What the exercise asks — Scan the records below. List lines holding "plain".

Given data —
## BEGIN

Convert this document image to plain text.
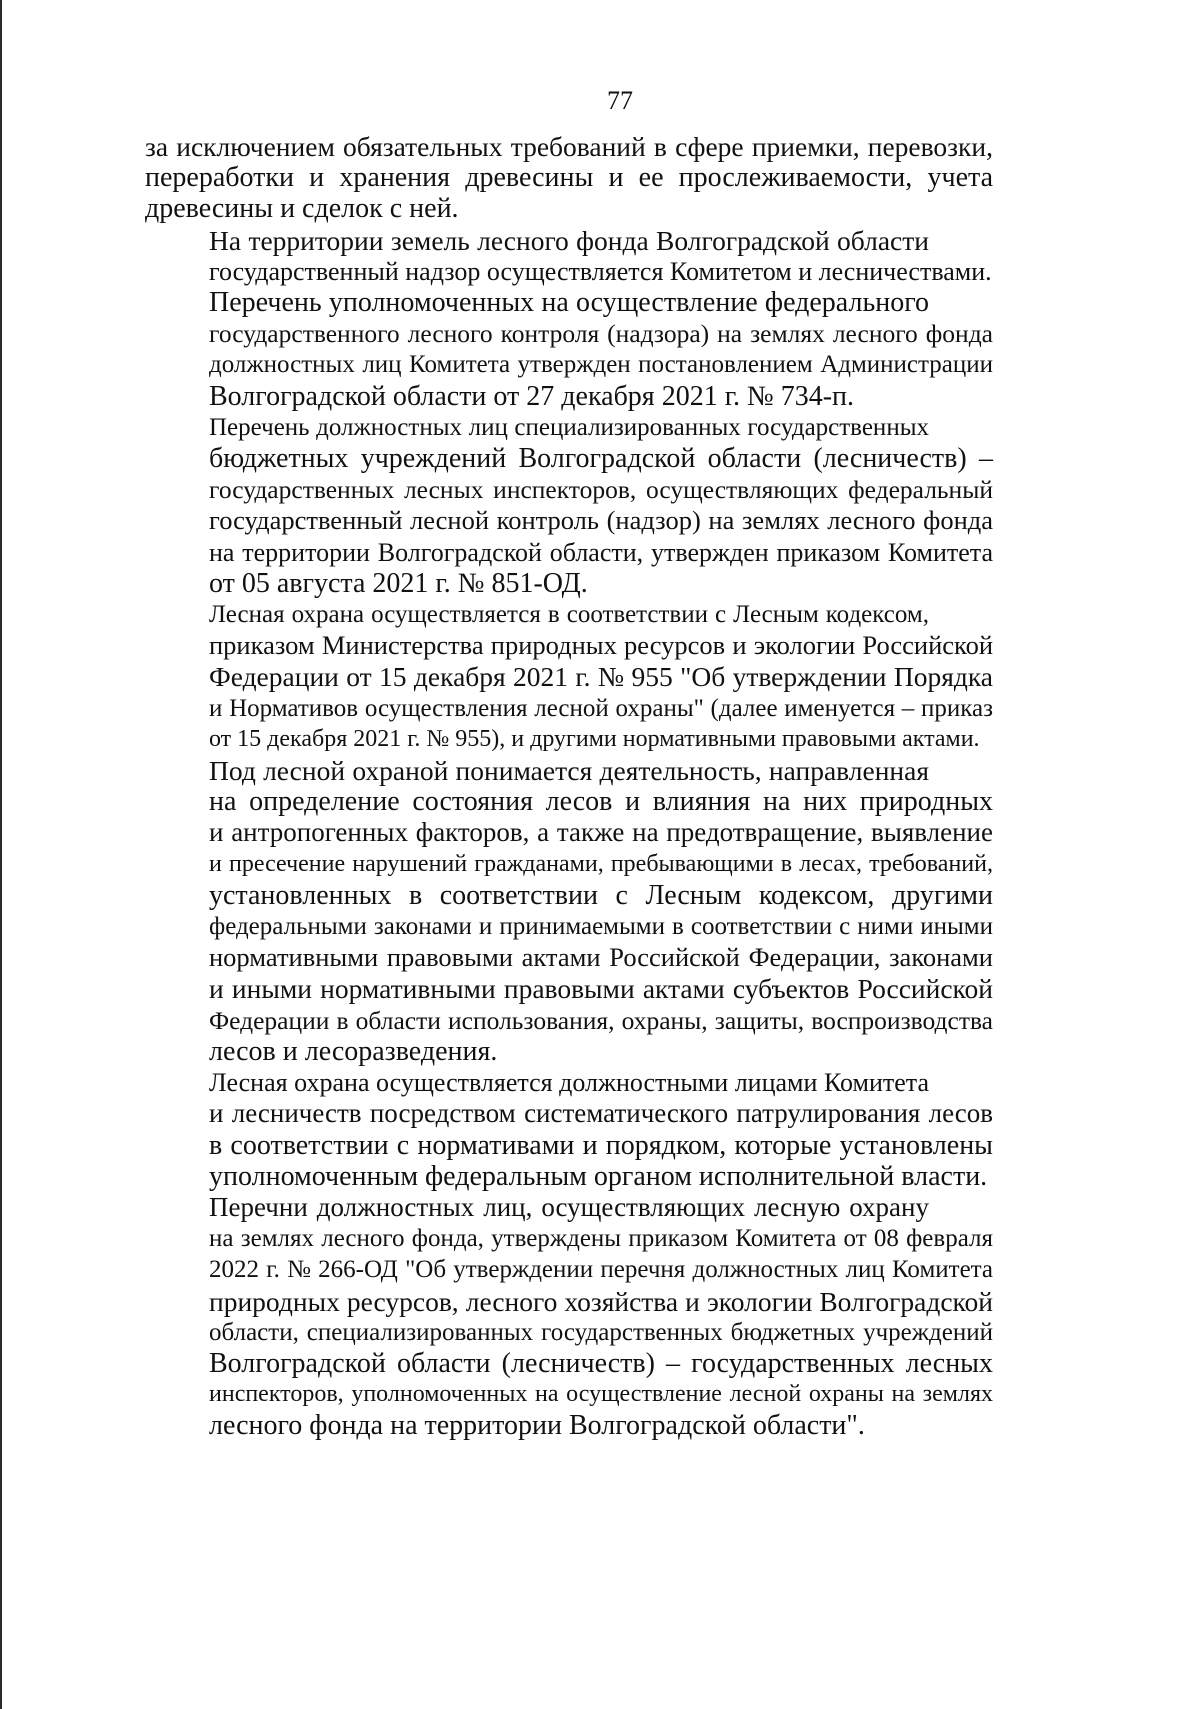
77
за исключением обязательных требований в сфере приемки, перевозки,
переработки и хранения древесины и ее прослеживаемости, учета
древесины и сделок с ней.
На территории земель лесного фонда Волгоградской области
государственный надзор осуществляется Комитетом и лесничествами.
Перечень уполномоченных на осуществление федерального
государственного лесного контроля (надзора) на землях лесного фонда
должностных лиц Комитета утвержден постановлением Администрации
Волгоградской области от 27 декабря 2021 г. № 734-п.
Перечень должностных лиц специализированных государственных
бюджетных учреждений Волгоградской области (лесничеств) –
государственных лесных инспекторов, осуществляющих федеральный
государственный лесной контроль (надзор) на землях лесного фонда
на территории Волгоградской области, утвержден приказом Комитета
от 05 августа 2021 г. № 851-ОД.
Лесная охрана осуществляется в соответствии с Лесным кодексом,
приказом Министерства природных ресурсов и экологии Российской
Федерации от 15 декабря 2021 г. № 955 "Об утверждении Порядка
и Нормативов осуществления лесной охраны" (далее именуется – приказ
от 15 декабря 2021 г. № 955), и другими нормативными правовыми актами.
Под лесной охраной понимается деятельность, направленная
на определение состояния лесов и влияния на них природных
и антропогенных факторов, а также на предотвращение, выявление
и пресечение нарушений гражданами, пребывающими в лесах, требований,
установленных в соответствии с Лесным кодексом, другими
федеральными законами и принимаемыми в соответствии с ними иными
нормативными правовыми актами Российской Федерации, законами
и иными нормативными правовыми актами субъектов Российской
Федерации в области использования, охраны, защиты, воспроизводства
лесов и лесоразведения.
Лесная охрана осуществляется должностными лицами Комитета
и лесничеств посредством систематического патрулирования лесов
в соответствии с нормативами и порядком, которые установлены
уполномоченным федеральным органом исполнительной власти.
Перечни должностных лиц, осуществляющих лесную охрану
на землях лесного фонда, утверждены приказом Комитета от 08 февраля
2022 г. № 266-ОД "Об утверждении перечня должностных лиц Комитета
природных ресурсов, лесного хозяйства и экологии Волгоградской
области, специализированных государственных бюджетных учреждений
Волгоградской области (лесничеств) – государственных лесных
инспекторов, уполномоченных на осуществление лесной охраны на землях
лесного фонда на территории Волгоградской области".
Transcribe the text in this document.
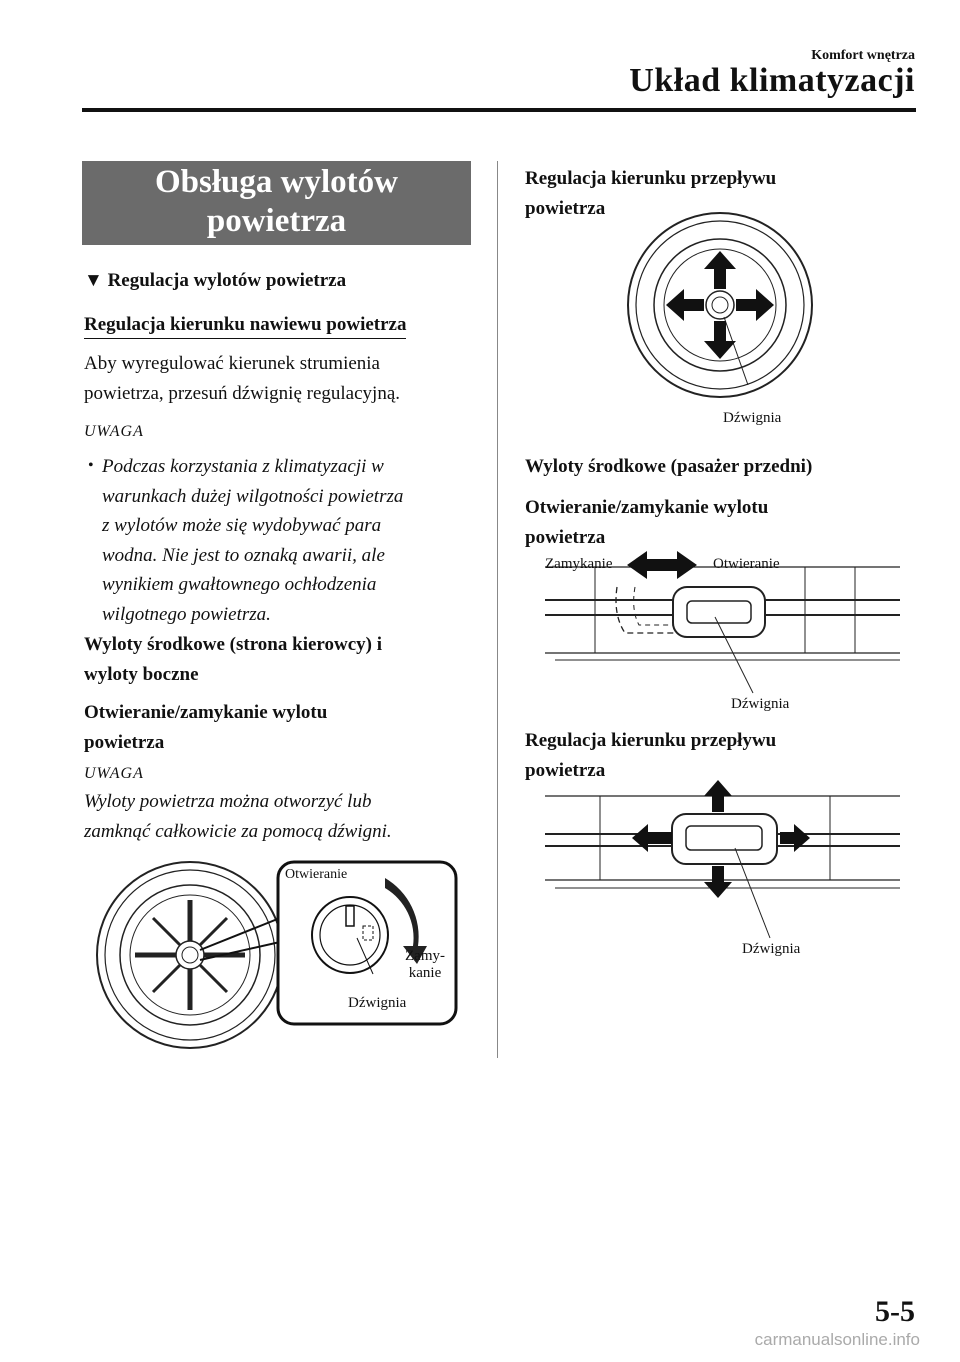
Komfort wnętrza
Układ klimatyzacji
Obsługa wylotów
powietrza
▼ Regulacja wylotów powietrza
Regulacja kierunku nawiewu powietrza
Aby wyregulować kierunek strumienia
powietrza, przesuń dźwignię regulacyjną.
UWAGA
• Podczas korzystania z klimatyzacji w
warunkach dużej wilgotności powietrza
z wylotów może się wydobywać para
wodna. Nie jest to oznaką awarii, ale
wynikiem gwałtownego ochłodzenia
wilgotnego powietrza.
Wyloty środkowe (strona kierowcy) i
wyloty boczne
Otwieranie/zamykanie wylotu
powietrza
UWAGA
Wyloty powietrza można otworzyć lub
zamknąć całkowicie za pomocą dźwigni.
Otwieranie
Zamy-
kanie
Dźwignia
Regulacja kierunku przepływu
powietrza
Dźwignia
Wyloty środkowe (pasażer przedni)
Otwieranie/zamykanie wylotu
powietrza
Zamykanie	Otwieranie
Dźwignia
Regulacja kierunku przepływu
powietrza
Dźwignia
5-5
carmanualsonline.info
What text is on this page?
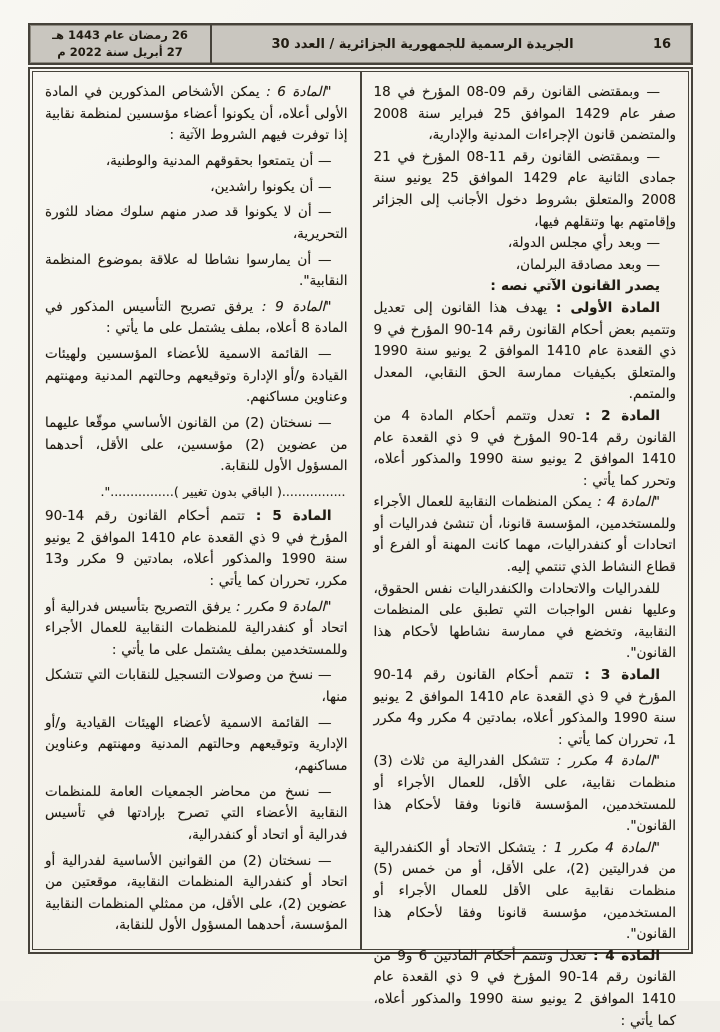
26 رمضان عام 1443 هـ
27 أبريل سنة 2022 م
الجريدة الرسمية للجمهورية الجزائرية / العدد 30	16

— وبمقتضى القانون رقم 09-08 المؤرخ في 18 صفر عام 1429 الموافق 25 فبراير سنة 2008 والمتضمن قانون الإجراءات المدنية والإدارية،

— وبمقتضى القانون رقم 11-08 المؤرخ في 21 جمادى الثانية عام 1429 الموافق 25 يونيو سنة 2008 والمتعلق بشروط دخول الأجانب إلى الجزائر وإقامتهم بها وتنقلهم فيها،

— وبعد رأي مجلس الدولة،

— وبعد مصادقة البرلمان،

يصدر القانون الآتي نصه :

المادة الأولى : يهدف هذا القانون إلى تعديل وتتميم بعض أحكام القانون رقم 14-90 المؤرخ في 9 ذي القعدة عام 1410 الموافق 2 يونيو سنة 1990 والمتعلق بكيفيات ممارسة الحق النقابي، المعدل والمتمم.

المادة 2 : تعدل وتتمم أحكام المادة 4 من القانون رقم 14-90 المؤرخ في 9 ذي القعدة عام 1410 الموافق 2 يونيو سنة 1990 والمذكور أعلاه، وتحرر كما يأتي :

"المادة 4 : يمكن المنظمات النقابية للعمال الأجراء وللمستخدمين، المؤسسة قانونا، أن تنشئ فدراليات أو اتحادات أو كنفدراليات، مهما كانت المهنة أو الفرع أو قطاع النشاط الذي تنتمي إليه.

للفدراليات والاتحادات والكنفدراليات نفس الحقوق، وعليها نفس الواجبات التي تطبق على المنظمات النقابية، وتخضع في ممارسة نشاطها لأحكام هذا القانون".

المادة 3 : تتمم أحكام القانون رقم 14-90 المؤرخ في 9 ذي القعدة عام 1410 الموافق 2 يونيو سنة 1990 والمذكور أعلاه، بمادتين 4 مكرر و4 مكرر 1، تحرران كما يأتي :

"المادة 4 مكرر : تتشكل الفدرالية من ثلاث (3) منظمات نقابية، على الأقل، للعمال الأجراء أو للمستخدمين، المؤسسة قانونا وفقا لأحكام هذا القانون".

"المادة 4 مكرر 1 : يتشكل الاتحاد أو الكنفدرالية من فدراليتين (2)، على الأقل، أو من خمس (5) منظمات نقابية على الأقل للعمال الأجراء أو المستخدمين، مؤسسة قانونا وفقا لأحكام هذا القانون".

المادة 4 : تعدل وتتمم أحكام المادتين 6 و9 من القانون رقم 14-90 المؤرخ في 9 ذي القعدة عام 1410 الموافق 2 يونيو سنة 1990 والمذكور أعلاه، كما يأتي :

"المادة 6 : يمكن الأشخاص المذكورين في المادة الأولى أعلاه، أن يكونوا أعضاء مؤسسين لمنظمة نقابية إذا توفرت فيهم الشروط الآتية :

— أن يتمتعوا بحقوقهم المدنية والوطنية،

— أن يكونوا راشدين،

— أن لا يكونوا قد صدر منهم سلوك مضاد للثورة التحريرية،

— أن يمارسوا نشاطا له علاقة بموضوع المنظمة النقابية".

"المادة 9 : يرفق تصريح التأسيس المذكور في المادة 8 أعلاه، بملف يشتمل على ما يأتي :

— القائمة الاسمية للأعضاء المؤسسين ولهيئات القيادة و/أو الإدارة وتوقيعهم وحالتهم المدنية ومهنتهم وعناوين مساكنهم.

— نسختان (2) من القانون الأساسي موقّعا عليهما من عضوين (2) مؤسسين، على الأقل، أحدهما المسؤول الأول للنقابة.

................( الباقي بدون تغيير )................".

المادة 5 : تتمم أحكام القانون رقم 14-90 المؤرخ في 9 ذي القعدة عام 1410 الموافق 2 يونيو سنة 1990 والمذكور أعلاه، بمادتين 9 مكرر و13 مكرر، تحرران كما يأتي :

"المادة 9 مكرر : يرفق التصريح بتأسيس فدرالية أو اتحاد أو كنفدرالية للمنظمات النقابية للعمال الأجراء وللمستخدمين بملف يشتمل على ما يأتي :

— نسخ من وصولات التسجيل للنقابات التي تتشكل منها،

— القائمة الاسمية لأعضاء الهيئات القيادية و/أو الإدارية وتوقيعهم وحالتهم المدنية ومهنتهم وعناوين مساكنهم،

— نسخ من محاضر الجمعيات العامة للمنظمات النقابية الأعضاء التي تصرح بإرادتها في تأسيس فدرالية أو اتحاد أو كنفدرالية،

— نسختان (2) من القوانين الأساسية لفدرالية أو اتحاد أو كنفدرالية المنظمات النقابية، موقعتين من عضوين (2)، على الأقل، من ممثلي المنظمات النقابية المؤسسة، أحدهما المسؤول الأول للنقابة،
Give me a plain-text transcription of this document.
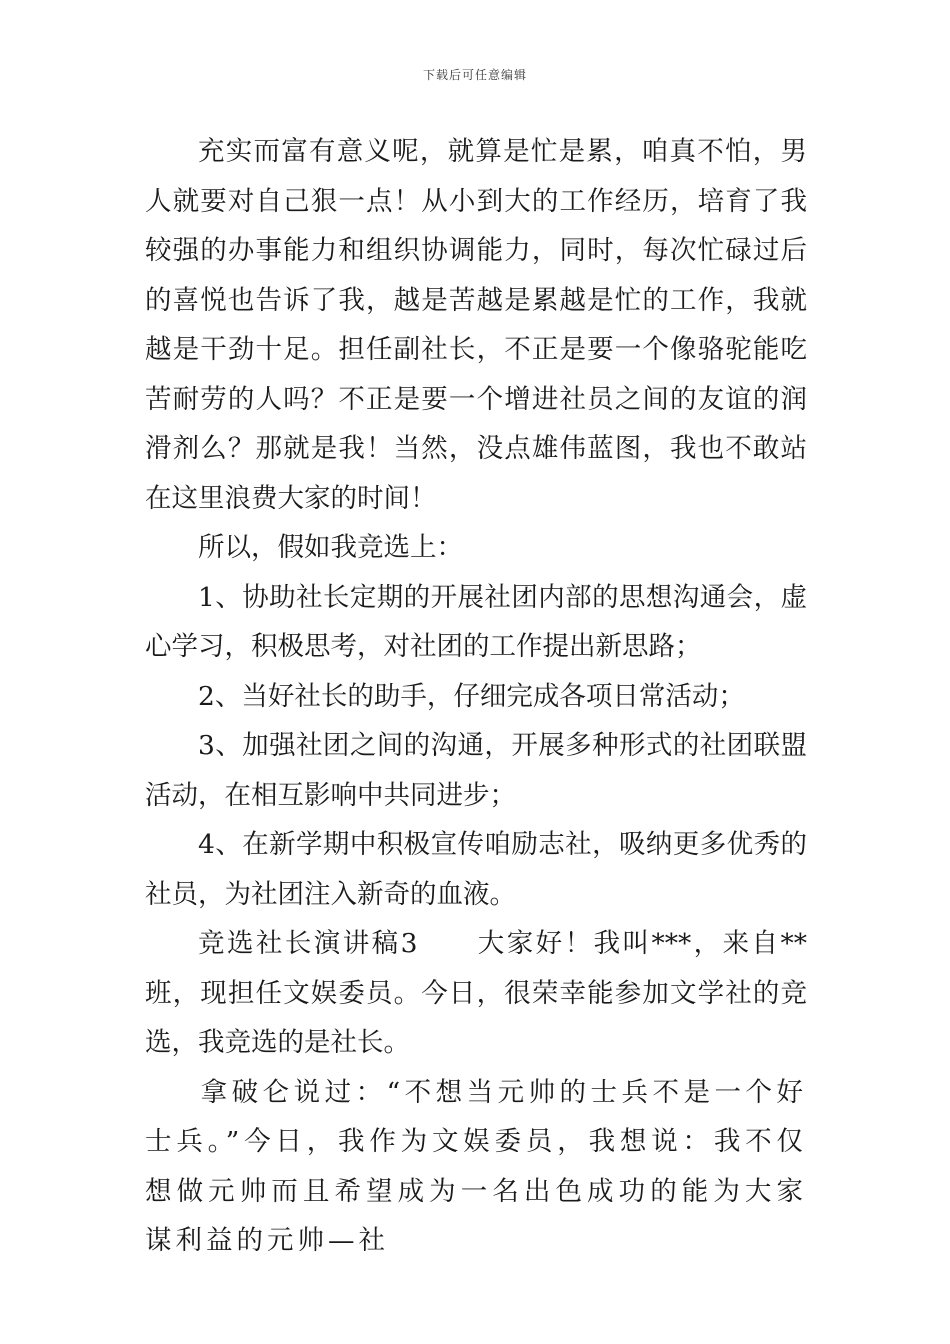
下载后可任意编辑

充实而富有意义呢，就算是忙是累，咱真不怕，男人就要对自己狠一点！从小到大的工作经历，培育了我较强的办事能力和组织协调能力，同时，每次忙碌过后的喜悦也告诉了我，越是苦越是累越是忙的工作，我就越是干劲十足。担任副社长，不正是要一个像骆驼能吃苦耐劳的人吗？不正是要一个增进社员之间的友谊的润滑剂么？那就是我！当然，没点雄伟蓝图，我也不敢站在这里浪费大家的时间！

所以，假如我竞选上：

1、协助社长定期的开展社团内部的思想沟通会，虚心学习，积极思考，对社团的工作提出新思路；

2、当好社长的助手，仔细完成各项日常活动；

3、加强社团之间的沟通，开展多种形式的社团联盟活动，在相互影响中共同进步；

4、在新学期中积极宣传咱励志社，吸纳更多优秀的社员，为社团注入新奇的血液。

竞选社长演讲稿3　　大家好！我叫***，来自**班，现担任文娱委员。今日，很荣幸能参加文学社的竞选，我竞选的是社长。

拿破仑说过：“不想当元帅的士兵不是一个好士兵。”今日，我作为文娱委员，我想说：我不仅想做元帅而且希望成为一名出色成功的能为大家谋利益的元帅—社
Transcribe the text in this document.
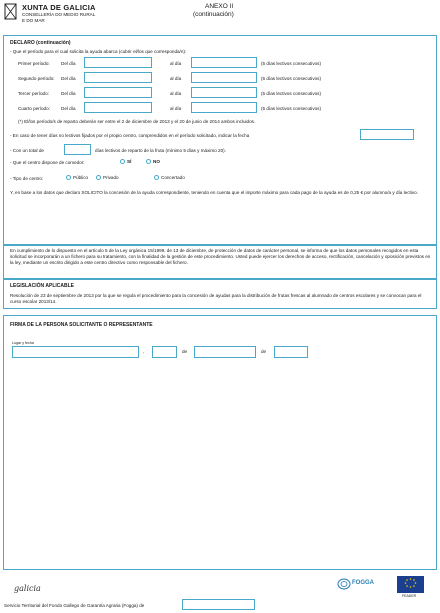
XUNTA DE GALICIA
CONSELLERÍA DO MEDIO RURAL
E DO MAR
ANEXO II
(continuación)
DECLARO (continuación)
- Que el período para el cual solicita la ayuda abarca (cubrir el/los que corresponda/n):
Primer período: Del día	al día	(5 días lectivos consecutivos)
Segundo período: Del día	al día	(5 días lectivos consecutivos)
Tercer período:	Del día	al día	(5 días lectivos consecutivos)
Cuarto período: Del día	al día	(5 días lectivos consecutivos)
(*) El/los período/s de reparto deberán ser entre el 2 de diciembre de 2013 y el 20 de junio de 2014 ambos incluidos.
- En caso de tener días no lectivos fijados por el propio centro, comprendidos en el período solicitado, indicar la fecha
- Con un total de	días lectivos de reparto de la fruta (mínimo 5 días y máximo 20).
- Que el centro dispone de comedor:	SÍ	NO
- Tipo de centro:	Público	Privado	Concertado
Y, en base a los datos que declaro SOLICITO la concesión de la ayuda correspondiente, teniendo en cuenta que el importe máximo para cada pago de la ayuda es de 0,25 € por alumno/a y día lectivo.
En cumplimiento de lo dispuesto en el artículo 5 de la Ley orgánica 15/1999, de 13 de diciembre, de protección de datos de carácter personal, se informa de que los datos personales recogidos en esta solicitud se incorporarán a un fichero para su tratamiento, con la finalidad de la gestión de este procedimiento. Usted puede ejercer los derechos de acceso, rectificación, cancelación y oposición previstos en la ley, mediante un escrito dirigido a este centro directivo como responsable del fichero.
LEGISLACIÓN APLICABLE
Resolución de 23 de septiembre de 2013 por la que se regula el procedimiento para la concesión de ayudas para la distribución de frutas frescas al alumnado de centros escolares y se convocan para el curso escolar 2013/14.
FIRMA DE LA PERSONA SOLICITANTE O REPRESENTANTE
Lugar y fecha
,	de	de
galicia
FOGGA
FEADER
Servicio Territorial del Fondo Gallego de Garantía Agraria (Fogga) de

## END

Result of the exercise —
Convert this document image to plain text.
Give me a plain-text transcription of this document.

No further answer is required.